Gather all lines in the records below that include the word "this".

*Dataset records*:
····················
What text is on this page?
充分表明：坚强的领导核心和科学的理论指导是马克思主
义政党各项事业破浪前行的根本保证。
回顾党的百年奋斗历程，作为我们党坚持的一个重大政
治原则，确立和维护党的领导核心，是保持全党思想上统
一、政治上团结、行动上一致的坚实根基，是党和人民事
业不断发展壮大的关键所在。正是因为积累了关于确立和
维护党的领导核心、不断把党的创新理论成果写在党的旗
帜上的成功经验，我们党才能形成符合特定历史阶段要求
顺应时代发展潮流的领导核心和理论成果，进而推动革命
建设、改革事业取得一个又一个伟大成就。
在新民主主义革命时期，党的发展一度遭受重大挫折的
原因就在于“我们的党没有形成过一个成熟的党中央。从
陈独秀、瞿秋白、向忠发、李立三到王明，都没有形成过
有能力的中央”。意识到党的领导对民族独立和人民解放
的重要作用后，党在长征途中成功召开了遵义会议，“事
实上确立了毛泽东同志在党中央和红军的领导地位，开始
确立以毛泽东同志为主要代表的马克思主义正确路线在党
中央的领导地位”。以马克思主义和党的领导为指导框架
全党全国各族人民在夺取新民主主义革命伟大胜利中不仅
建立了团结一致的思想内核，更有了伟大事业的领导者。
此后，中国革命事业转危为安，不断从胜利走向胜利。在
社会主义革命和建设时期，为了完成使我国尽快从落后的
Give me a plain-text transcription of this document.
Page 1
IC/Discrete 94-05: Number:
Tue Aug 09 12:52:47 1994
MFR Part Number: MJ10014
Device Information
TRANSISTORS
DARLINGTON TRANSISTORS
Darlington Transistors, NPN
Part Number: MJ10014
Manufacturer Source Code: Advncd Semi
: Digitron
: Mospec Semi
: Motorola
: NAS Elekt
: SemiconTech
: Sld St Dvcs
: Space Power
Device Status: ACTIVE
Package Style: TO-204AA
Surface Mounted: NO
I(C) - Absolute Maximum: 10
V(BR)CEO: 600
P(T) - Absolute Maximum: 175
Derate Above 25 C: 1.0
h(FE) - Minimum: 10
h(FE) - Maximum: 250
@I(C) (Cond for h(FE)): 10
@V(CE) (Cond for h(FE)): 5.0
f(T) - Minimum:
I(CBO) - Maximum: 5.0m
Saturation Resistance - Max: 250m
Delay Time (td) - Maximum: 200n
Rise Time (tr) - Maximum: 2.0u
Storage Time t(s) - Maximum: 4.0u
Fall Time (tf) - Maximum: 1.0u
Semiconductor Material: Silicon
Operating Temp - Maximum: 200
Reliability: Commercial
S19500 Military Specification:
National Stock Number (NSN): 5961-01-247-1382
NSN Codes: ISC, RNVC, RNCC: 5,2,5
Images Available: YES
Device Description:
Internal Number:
····················
*Written response*:
What text is on this page?
Give me a plain-text transcription of this document.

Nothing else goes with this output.